PROBLEM TO SOLVE: Each line below should be retyped exactly, with no pictures.

- - -

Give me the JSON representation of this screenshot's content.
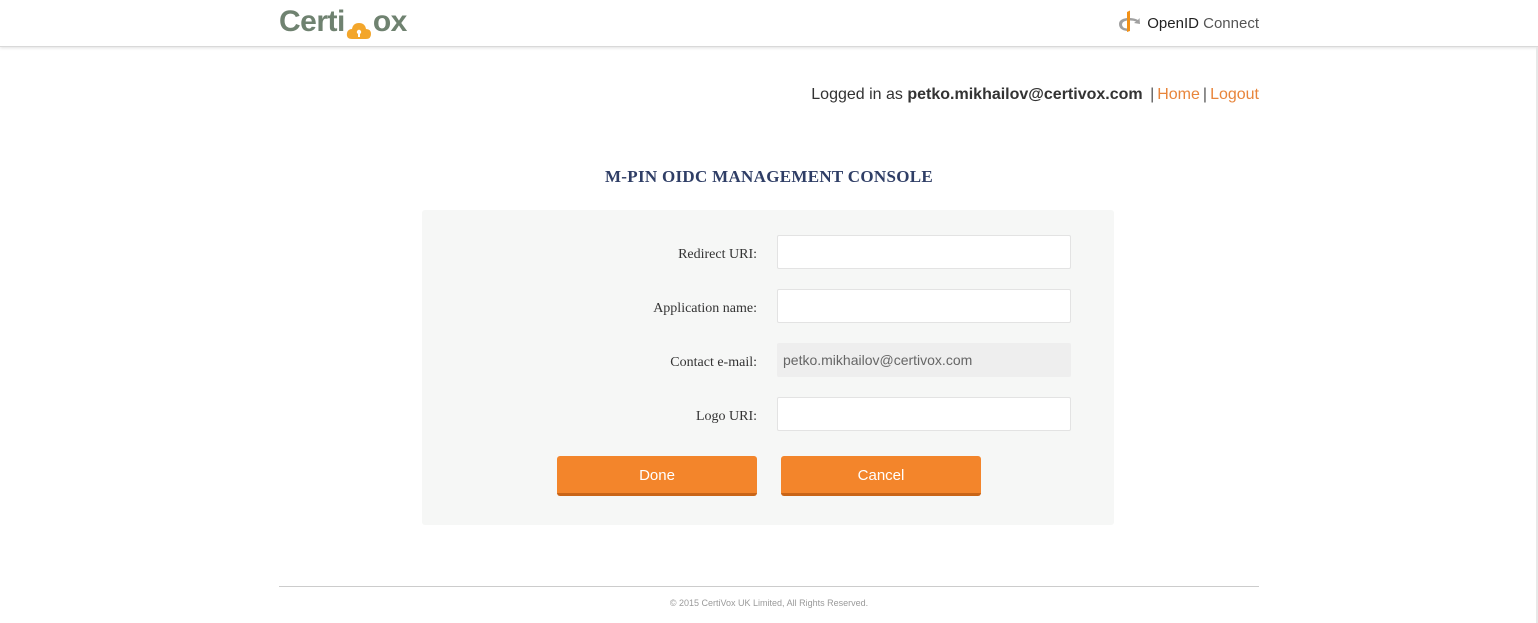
{
  "header": {
    "brand_prefix": "Certi",
    "brand_suffix": "ox",
    "brand_cloud_letter": "V",
    "brand_color": "#6f8270",
    "cloud_color": "#f3a62b",
    "openid_strong": "OpenID",
    "openid_light": "Connect"
  },
  "userbar": {
    "logged_in_prefix": "Logged in as",
    "user_email": "petko.mikhailov@certivox.com",
    "separator": "|",
    "home_link": "Home",
    "logout_link": "Logout",
    "link_color": "#e8853b"
  },
  "page": {
    "title": "M-PIN OIDC MANAGEMENT CONSOLE"
  },
  "form": {
    "fields": [
      {
        "label": "Redirect URI:",
        "value": ""
      },
      {
        "label": "Application name:",
        "value": ""
      },
      {
        "label": "Contact e-mail:",
        "value": "petko.mikhailov@certivox.com",
        "readonly": true
      },
      {
        "label": "Logo URI:",
        "value": ""
      }
    ],
    "done_label": "Done",
    "cancel_label": "Cancel",
    "button_color": "#f3852b"
  },
  "footer": {
    "copyright": "© 2015 CertiVox UK Limited, All Rights Reserved."
  }
}
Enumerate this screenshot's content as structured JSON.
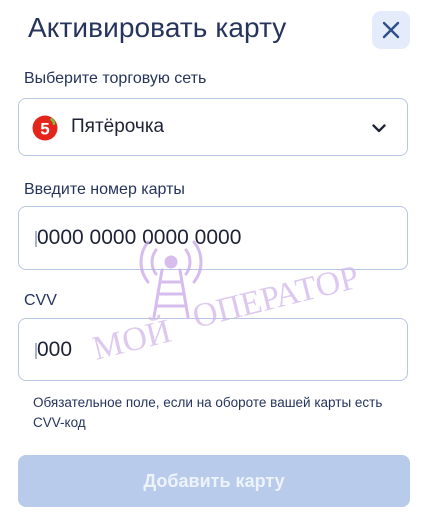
{
  "dialog": {
    "title": "Активировать карту",
    "close_icon": "close-icon"
  },
  "store": {
    "label": "Выберите торговую сеть",
    "selected": "Пятёрочка",
    "logo_icon": "pyaterochka-logo-icon",
    "chevron_icon": "chevron-down-icon"
  },
  "card_number": {
    "label": "Введите номер карты",
    "placeholder": "0000 0000 0000 0000"
  },
  "cvv": {
    "label": "CVV",
    "placeholder": "000",
    "hint": "Обязательное поле, если на обороте вашей карты есть CVV-код"
  },
  "submit": {
    "label": "Добавить карту",
    "disabled": true
  },
  "watermark": {
    "text_left": "МОЙ",
    "text_right": "ОПЕРАТОР",
    "icon": "radio-tower-icon"
  },
  "colors": {
    "title": "#26345c",
    "border": "#b9c6e6",
    "close_bg": "#e4ebfa",
    "button_disabled": "#b8cbea",
    "logo_red": "#e3251c",
    "logo_green": "#7cbf3a"
  }
}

- - -

FINISHED EXERCISE:
Give me the JSON representation of this screenshot's content.
{
  "header": {
    "brand_prefix": "Certi",
    "brand_suffix": "ox",
    "brand_cloud_letter": "V",
    "brand_color": "#6f8270",
    "cloud_color": "#f3a62b",
    "openid_strong": "OpenID",
    "openid_light": "Connect"
  },
  "userbar": {
    "logged_in_prefix": "Logged in as",
    "user_email": "petko.mikhailov@certivox.com",
    "separator": "|",
    "home_link": "Home",
    "logout_link": "Logout",
    "link_color": "#e8853b"
  },
  "page": {
    "title": "M-PIN OIDC MANAGEMENT CONSOLE"
  },
  "form": {
    "fields": [
      {
        "label": "Redirect URI:",
        "value": ""
      },
      {
        "label": "Application name:",
        "value": ""
      },
      {
        "label": "Contact e-mail:",
        "value": "petko.mikhailov@certivox.com",
        "readonly": true
      },
      {
        "label": "Logo URI:",
        "value": ""
      }
    ],
    "done_label": "Done",
    "cancel_label": "Cancel",
    "button_color": "#f3852b"
  },
  "footer": {
    "copyright": "© 2015 CertiVox UK Limited, All Rights Reserved."
  }
}
Enumerate this screenshot's content as structured JSON.
{
  "dialog": {
    "title": "Активировать карту",
    "close_icon": "close-icon"
  },
  "store": {
    "label": "Выберите торговую сеть",
    "selected": "Пятёрочка",
    "logo_icon": "pyaterochka-logo-icon",
    "chevron_icon": "chevron-down-icon"
  },
  "card_number": {
    "label": "Введите номер карты",
    "placeholder": "0000 0000 0000 0000"
  },
  "cvv": {
    "label": "CVV",
    "placeholder": "000",
    "hint": "Обязательное поле, если на обороте вашей карты есть CVV-код"
  },
  "submit": {
    "label": "Добавить карту",
    "disabled": true
  },
  "watermark": {
    "text_left": "МОЙ",
    "text_right": "ОПЕРАТОР",
    "icon": "radio-tower-icon"
  },
  "colors": {
    "title": "#26345c",
    "border": "#b9c6e6",
    "close_bg": "#e4ebfa",
    "button_disabled": "#b8cbea",
    "logo_red": "#e3251c",
    "logo_green": "#7cbf3a"
  }
}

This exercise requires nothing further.